§ **Brief**
Go through the material and pull out every line with the string "제공하였습니다" in it.
--- begin Data to use ---
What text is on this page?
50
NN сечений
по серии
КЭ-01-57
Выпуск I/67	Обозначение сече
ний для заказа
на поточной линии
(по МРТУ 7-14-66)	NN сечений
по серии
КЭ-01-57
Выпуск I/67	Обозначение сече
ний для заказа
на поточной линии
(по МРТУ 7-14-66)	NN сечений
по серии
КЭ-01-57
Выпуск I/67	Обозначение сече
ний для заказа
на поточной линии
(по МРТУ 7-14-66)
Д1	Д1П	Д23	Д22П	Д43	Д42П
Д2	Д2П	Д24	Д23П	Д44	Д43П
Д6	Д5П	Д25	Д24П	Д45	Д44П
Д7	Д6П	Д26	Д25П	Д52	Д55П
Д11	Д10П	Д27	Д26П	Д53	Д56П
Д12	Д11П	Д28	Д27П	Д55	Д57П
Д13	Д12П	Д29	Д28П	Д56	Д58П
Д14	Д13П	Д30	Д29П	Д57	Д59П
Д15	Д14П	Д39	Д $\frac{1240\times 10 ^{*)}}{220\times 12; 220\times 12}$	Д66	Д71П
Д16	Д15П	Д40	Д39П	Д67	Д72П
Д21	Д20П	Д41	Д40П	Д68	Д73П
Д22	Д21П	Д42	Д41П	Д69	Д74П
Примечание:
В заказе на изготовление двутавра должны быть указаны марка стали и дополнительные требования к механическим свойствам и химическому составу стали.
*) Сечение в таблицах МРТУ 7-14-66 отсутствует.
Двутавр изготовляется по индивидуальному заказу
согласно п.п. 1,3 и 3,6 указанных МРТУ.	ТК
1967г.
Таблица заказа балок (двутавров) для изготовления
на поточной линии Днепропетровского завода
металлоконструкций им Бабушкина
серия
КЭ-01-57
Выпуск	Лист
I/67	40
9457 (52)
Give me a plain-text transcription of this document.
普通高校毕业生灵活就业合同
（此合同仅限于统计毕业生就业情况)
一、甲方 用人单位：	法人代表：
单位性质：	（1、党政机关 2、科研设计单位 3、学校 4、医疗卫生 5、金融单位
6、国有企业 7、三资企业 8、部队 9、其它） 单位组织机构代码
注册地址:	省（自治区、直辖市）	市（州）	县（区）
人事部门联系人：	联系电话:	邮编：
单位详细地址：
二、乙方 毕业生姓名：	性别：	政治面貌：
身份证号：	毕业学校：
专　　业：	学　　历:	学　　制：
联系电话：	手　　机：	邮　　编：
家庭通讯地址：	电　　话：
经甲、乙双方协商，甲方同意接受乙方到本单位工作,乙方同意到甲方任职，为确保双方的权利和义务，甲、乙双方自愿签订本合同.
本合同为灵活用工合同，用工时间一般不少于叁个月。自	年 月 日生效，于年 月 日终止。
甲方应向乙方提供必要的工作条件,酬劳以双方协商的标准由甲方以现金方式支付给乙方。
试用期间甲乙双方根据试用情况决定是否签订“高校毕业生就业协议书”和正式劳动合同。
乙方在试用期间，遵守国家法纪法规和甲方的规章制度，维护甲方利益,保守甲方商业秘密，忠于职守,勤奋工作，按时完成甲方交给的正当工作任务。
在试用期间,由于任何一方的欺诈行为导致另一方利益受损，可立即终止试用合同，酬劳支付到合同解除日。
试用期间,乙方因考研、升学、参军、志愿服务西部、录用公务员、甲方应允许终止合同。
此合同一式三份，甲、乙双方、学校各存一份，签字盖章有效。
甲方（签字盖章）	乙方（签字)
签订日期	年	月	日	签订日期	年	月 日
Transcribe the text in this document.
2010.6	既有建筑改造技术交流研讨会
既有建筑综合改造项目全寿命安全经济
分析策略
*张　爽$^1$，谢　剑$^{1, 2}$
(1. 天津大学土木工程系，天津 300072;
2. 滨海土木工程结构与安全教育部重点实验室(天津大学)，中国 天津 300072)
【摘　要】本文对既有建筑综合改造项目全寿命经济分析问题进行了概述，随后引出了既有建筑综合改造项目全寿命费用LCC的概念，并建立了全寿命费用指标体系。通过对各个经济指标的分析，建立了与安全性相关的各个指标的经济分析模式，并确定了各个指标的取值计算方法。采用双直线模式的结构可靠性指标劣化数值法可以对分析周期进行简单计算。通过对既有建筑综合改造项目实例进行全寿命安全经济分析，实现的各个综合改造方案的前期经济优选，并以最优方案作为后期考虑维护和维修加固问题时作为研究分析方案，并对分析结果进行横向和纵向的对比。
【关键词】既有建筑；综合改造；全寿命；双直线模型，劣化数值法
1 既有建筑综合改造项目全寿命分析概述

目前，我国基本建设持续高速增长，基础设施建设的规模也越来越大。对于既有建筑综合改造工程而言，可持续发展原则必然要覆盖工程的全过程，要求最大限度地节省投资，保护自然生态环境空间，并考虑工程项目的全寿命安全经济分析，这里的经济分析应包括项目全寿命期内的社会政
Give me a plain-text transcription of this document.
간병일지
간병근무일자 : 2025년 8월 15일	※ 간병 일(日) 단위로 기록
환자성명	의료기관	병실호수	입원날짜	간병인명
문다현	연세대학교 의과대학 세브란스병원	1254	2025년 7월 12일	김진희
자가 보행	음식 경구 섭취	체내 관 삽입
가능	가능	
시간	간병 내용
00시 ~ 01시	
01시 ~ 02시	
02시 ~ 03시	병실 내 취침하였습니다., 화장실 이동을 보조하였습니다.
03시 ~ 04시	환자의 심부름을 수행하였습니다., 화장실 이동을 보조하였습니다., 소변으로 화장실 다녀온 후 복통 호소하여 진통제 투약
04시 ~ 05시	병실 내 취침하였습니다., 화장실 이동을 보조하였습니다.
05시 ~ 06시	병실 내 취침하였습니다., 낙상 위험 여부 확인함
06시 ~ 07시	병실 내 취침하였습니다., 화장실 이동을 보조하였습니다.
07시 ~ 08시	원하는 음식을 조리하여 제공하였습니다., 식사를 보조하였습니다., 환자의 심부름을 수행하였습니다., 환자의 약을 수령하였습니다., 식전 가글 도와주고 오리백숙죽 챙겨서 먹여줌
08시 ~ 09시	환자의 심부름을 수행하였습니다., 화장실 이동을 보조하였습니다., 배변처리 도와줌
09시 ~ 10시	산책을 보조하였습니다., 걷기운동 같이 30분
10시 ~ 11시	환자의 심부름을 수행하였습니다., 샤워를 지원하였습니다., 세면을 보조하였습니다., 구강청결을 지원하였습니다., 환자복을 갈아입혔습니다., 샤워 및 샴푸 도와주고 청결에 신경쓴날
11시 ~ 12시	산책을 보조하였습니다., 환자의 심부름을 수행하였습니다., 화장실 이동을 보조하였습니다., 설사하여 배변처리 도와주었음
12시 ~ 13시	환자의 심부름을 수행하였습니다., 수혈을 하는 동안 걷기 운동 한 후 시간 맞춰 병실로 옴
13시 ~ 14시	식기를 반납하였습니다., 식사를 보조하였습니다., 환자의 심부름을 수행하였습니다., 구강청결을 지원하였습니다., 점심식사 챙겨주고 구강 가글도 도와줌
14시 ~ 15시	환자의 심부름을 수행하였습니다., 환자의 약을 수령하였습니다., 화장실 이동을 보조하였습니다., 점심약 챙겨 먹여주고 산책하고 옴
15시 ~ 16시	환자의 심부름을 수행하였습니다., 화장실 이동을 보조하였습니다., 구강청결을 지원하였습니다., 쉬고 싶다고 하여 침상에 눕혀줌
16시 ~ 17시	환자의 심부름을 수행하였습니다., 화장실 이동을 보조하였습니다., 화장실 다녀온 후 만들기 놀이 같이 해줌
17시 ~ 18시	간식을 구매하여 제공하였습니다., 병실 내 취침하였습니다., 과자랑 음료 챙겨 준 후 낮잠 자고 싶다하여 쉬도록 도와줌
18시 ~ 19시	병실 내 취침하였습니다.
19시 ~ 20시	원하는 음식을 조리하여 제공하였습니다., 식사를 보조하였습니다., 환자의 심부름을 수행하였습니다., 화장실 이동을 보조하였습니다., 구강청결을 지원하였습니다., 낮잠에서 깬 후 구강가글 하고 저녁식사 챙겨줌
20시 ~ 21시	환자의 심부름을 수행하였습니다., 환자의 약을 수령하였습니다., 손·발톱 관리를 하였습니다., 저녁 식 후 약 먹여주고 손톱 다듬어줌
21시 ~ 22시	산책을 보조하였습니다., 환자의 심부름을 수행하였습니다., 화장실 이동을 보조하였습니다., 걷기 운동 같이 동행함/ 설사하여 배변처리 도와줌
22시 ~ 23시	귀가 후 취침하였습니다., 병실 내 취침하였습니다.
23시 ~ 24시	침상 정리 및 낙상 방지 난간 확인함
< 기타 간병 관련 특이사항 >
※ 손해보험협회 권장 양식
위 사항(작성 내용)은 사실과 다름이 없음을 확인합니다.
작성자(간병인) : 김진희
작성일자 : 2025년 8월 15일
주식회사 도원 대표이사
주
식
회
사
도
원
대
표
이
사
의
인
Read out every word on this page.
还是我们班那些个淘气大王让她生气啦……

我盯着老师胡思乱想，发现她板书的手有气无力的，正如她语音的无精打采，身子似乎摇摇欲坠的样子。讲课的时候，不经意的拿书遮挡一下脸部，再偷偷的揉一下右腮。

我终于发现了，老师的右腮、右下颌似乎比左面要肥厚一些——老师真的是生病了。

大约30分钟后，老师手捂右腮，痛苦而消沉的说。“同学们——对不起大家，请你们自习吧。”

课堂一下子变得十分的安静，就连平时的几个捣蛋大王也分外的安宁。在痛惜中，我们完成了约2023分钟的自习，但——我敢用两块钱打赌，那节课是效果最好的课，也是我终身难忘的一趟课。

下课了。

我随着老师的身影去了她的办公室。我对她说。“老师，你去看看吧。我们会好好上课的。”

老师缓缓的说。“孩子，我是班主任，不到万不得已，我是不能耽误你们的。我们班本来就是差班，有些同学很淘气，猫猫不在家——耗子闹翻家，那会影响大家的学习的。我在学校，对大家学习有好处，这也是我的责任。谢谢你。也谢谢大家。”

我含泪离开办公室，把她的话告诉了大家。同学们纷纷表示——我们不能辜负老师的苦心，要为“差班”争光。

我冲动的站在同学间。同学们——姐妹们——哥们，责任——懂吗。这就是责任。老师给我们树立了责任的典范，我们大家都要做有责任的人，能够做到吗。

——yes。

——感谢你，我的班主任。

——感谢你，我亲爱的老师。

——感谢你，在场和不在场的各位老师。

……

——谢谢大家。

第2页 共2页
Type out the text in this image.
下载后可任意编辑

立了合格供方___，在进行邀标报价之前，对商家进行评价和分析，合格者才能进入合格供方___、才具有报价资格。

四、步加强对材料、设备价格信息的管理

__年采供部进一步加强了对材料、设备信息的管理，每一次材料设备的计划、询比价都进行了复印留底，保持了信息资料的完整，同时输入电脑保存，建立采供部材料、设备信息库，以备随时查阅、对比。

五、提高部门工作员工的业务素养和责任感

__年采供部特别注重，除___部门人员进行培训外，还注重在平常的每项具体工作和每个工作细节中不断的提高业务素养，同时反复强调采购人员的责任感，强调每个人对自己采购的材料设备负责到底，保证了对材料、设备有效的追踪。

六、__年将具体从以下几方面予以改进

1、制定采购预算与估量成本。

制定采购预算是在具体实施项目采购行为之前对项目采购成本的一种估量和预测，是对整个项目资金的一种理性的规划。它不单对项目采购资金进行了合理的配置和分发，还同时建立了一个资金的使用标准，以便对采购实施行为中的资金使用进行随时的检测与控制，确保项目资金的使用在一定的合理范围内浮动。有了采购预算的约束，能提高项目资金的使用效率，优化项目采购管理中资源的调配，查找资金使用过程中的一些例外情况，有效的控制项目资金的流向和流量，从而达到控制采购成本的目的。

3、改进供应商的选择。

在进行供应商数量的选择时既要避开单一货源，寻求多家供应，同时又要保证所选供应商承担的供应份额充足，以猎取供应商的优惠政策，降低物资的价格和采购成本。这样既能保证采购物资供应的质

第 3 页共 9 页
--- end Data to use ---
§ **Output of the exercise**
07시 ~ 08시	원하는 음식을 조리하여 제공하였습니다., 식사를 보조하였습니다., 환자의 심부름을 수행하였습니다., 환자의 약을 수령하였습니다., 식전 가글 도와주고 오리백숙죽 챙겨서 먹여줌
17시 ~ 18시	간식을 구매하여 제공하였습니다., 병실 내 취침하였습니다., 과자랑 음료 챙겨 준 후 낮잠 자고 싶다하여 쉬도록 도와줌
19시 ~ 20시	원하는 음식을 조리하여 제공하였습니다., 식사를 보조하였습니다., 환자의 심부름을 수행하였습니다., 화장실 이동을 보조하였습니다., 구강청결을 지원하였습니다., 낮잠에서 깬 후 구강가글 하고 저녁식사 챙겨줌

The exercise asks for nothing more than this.